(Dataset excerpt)
···

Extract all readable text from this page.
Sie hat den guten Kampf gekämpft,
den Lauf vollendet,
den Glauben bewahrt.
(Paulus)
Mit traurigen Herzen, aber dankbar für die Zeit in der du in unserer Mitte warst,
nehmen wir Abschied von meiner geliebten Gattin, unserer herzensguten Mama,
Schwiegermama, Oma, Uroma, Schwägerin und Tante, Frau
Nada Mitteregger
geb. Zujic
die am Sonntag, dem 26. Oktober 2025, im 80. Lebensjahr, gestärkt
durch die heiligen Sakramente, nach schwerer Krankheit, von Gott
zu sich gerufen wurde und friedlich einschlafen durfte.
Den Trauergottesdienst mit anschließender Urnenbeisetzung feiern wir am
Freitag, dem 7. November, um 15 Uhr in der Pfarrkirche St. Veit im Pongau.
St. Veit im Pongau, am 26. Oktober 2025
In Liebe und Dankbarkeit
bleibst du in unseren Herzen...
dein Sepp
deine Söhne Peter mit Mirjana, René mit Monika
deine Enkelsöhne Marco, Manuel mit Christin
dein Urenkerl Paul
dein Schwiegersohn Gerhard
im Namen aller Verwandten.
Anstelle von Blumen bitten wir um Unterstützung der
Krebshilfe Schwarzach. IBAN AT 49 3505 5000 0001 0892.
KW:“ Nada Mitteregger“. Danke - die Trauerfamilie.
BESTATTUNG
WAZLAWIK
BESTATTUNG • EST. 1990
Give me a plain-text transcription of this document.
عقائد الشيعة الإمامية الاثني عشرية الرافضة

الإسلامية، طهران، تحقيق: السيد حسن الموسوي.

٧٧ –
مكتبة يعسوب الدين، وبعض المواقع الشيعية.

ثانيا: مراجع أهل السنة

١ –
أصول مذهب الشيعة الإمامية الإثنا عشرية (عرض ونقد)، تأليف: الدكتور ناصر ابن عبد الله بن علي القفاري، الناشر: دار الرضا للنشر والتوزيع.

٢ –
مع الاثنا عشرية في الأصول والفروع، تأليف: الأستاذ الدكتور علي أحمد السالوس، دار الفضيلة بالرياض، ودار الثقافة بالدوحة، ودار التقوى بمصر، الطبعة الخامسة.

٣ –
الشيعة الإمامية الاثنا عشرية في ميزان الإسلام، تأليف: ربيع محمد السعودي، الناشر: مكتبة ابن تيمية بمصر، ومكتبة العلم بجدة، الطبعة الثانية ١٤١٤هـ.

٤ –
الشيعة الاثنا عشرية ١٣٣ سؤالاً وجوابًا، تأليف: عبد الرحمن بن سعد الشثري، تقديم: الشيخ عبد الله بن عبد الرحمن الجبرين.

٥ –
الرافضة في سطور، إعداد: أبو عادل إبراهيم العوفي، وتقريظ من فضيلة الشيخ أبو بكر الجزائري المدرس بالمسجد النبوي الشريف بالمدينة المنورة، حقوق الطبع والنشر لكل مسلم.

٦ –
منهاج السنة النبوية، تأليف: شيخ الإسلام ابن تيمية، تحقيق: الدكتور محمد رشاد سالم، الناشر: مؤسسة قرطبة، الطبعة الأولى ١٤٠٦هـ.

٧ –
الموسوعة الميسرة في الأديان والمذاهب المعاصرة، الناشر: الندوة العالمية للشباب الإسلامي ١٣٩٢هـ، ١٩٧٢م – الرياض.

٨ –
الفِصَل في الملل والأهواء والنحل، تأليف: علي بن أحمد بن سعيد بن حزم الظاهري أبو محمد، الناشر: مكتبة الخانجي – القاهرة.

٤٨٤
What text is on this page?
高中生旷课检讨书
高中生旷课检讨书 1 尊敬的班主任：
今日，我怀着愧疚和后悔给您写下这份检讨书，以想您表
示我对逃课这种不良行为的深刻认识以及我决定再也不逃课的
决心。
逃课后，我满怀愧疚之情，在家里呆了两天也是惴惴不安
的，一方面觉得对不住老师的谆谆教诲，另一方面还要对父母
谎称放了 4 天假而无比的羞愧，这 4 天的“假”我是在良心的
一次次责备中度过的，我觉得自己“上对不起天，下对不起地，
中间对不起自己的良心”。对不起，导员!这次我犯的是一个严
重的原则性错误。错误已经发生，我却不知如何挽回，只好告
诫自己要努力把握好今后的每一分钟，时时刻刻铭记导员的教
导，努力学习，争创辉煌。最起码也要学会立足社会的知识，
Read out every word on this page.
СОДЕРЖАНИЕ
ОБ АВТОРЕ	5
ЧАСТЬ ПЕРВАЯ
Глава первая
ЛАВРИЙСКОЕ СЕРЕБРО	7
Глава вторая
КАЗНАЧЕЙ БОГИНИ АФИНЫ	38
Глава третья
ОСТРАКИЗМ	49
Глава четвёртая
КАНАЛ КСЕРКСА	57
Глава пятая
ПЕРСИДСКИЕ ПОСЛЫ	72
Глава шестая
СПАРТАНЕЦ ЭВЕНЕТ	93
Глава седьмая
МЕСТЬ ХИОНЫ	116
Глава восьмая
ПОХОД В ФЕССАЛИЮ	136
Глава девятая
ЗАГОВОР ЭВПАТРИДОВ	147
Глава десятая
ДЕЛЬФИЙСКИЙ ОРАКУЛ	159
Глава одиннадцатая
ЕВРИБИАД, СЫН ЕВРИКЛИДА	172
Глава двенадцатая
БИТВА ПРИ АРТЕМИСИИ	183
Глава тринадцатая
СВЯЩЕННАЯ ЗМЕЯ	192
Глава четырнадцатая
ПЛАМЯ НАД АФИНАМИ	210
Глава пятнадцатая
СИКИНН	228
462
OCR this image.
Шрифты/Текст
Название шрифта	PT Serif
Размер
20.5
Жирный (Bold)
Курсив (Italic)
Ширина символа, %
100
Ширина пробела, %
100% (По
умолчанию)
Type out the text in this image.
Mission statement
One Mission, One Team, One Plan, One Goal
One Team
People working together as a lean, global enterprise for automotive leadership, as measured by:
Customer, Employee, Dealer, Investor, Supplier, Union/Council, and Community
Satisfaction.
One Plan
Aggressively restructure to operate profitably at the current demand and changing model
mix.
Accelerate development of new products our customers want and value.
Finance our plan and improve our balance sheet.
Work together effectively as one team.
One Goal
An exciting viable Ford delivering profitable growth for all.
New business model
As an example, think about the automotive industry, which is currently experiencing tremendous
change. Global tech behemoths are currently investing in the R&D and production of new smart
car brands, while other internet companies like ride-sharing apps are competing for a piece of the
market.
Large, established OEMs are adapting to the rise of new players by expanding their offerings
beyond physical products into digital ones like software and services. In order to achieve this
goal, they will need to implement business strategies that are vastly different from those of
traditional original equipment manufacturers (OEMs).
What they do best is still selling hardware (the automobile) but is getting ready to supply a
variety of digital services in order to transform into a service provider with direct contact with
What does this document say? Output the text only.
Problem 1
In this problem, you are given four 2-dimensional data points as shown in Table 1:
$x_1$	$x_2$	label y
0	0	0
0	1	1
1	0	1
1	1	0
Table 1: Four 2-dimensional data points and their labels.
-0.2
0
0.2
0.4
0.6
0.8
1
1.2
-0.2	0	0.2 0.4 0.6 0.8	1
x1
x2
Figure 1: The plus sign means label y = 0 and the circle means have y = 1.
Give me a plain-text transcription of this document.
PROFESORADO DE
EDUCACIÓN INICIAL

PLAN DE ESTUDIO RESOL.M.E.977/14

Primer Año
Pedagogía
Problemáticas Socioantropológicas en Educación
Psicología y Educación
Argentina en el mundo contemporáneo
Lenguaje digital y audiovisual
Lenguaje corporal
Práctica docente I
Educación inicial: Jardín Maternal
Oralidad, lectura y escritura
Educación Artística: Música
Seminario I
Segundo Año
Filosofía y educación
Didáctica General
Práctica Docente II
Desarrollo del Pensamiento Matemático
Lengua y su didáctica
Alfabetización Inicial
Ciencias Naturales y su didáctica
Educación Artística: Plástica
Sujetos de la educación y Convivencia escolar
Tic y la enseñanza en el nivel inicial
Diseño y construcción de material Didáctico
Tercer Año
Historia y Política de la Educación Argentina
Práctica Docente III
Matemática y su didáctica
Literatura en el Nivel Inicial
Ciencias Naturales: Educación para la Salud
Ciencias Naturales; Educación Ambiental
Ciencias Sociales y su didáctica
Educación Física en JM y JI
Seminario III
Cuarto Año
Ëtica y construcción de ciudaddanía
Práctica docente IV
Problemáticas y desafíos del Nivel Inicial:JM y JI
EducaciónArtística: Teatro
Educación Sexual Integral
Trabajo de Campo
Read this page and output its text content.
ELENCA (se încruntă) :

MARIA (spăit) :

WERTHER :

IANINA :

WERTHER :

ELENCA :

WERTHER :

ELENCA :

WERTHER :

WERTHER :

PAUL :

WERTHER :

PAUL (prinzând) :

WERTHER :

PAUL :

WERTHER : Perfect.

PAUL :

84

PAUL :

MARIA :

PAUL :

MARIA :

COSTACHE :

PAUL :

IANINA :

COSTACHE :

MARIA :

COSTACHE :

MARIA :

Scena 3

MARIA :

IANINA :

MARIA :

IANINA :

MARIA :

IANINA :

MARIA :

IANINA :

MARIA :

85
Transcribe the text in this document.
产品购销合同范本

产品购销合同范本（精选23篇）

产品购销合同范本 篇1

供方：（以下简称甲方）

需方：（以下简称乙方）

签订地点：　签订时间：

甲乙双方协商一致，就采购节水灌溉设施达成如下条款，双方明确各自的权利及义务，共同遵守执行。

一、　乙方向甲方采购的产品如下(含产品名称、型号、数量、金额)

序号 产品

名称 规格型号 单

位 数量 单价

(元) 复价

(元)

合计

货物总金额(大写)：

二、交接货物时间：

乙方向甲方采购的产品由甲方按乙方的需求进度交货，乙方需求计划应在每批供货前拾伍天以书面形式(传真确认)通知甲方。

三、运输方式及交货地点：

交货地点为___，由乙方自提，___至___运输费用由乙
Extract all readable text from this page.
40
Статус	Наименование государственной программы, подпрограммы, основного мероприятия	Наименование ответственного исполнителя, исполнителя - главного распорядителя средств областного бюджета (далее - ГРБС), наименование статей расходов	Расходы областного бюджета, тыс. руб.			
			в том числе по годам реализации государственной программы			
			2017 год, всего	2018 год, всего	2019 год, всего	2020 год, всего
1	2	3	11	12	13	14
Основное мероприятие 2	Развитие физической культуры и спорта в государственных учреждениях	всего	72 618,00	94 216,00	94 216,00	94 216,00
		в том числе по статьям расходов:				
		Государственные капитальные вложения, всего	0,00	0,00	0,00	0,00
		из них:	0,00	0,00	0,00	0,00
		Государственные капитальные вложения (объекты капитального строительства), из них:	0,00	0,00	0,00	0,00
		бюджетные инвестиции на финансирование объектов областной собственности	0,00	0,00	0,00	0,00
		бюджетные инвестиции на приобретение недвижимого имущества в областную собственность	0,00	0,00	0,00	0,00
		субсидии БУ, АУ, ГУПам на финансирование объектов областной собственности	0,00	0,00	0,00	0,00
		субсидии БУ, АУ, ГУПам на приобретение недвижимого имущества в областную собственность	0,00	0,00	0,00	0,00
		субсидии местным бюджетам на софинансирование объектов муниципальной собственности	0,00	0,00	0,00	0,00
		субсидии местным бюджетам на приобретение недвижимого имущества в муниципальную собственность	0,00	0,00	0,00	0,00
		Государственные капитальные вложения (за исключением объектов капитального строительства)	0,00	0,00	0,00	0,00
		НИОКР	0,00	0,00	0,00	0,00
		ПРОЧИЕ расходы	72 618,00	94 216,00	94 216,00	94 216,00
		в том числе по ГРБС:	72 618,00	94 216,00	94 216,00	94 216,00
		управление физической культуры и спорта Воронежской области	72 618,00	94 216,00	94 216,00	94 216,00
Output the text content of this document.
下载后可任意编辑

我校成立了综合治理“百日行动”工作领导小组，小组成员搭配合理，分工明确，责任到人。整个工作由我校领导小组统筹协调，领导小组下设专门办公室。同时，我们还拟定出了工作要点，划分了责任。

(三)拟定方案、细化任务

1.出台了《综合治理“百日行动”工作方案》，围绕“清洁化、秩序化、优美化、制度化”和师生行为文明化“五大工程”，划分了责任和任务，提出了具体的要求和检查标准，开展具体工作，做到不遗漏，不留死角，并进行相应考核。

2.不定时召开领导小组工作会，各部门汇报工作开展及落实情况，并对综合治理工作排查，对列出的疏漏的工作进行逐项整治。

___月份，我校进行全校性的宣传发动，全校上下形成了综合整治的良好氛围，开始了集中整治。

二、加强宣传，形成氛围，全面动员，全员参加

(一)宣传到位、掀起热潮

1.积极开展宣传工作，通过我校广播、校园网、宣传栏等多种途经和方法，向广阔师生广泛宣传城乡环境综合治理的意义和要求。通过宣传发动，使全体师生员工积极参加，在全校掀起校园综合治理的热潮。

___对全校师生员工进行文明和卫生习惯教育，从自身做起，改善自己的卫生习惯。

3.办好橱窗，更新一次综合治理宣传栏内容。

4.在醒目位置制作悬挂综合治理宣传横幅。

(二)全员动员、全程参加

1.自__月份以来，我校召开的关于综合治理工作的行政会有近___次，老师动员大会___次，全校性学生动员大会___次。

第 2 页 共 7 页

···

• Problem requirements
Go through the listing above line by line and say how many lines hold the word "местным". Reply with that number only.

• Response to the exercise
2